### Supplied material

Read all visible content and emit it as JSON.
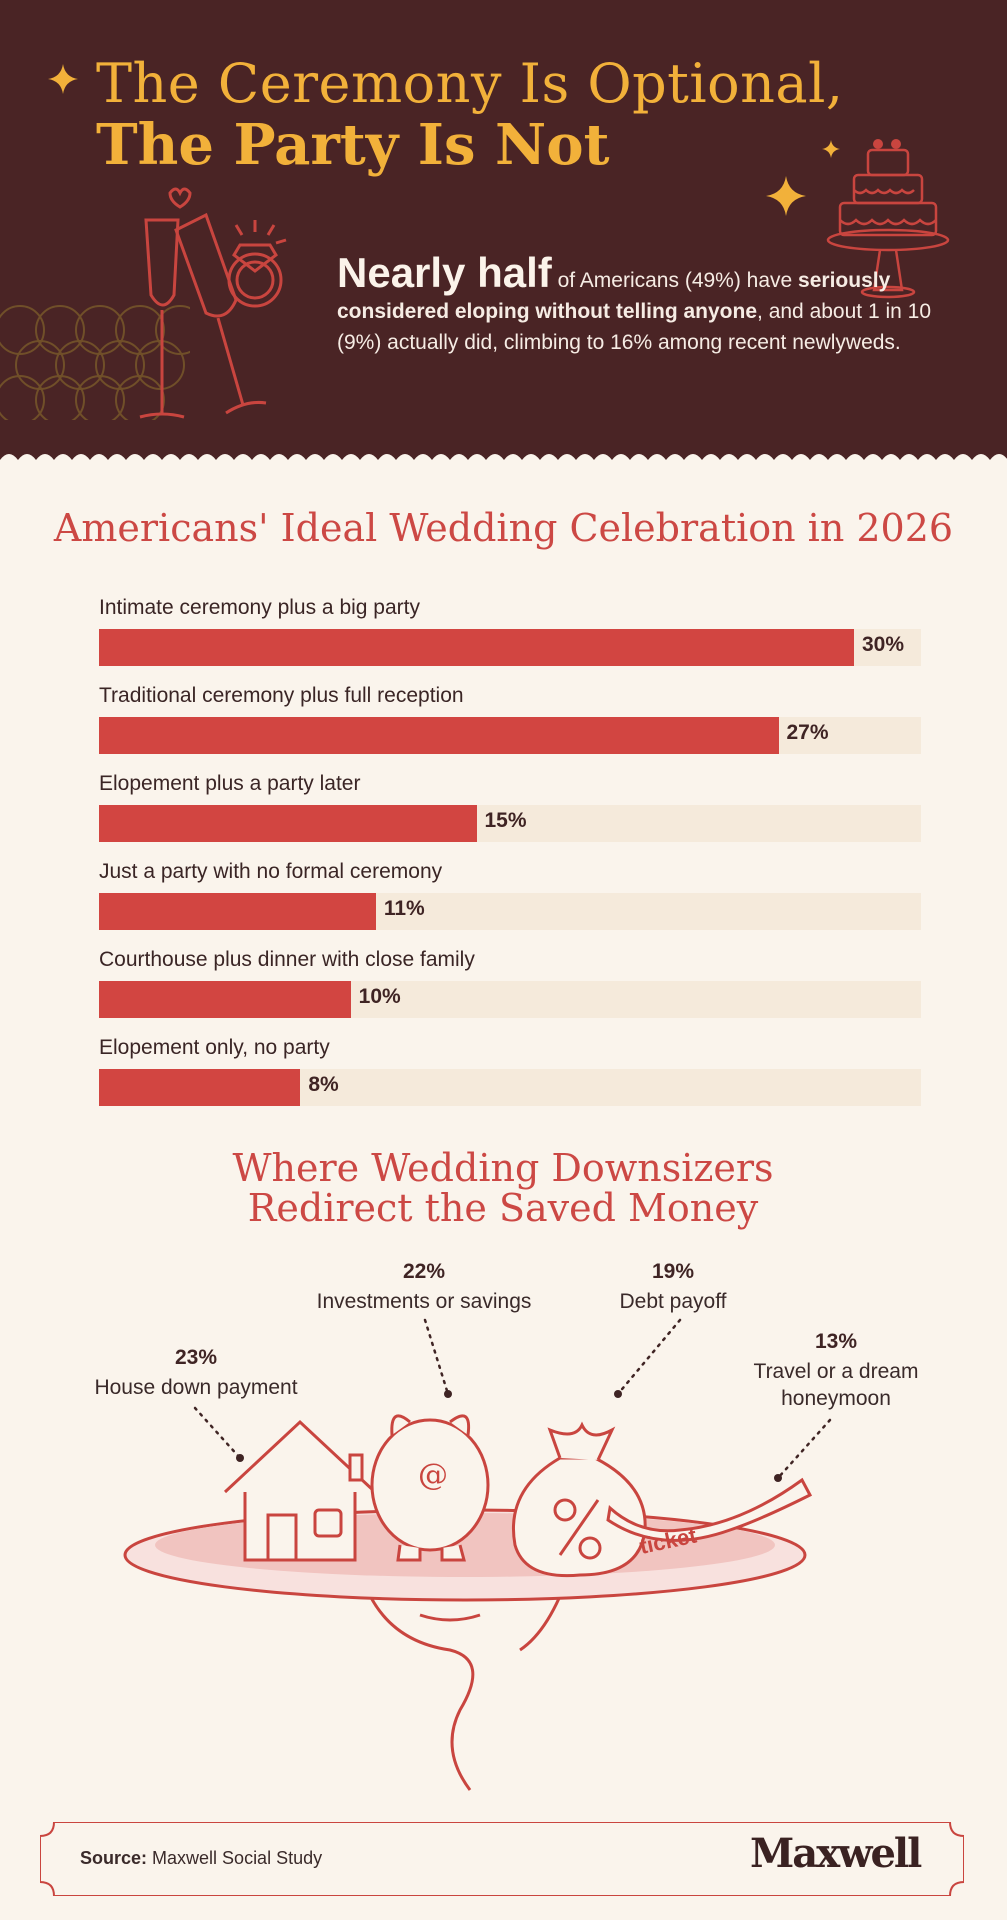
{
  "header": {
    "title_line1": "The Ceremony Is Optional,",
    "title_line2": "The Party Is Not",
    "intro_big": "Nearly half",
    "intro_rest1": " of Americans (49%) have ",
    "intro_bold": "seriously considered eloping without telling anyone",
    "intro_rest2": ", and about 1 in 10 (9%) actually did, climbing to 16% among recent newlyweds."
  },
  "colors": {
    "hero_bg": "#4a2425",
    "accent_gold": "#f2b13a",
    "bar_red": "#d24541",
    "track_cream": "#f5eadb",
    "page_bg": "#faf4ec"
  },
  "chart_data": [
    {
      "type": "bar",
      "orientation": "horizontal",
      "title": "Americans' Ideal Wedding Celebration in 2026",
      "categories": [
        "Intimate ceremony plus a big party",
        "Traditional ceremony plus full reception",
        "Elopement plus a party later",
        "Just a party with no formal ceremony",
        "Courthouse plus dinner with close family",
        "Elopement only, no party"
      ],
      "values": [
        30,
        27,
        15,
        11,
        10,
        8
      ],
      "value_labels": [
        "30%",
        "27%",
        "15%",
        "11%",
        "10%",
        "8%"
      ],
      "xlim": [
        0,
        30
      ]
    },
    {
      "type": "table",
      "title": "Where Wedding Downsizers Redirect the Saved Money",
      "categories": [
        "House down payment",
        "Investments or savings",
        "Debt payoff",
        "Travel or a dream honeymoon"
      ],
      "values": [
        23,
        22,
        19,
        13
      ],
      "value_labels": [
        "23%",
        "22%",
        "19%",
        "13%"
      ]
    }
  ],
  "illustration": {
    "ticket_text": "ticket"
  },
  "footer": {
    "source_label": "Source:",
    "source_text": " Maxwell Social Study",
    "logo": "Maxwell"
  }
}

######

» Written exercise
Restate the whole listing above exactly, please, omitting every image.

» Reply to the task
Read all visible content and emit it as JSON.
{
  "header": {
    "title_line1": "The Ceremony Is Optional,",
    "title_line2": "The Party Is Not",
    "intro_big": "Nearly half",
    "intro_rest1": " of Americans (49%) have ",
    "intro_bold": "seriously considered eloping without telling anyone",
    "intro_rest2": ", and about 1 in 10 (9%) actually did, climbing to 16% among recent newlyweds."
  },
  "colors": {
    "hero_bg": "#4a2425",
    "accent_gold": "#f2b13a",
    "bar_red": "#d24541",
    "track_cream": "#f5eadb",
    "page_bg": "#faf4ec"
  },
  "chart_data": [
    {
      "type": "bar",
      "orientation": "horizontal",
      "title": "Americans' Ideal Wedding Celebration in 2026",
      "categories": [
        "Intimate ceremony plus a big party",
        "Traditional ceremony plus full reception",
        "Elopement plus a party later",
        "Just a party with no formal ceremony",
        "Courthouse plus dinner with close family",
        "Elopement only, no party"
      ],
      "values": [
        30,
        27,
        15,
        11,
        10,
        8
      ],
      "value_labels": [
        "30%",
        "27%",
        "15%",
        "11%",
        "10%",
        "8%"
      ],
      "xlim": [
        0,
        30
      ]
    },
    {
      "type": "table",
      "title": "Where Wedding Downsizers Redirect the Saved Money",
      "categories": [
        "House down payment",
        "Investments or savings",
        "Debt payoff",
        "Travel or a dream honeymoon"
      ],
      "values": [
        23,
        22,
        19,
        13
      ],
      "value_labels": [
        "23%",
        "22%",
        "19%",
        "13%"
      ]
    }
  ],
  "illustration": {
    "ticket_text": "ticket"
  },
  "footer": {
    "source_label": "Source:",
    "source_text": " Maxwell Social Study",
    "logo": "Maxwell"
  }
}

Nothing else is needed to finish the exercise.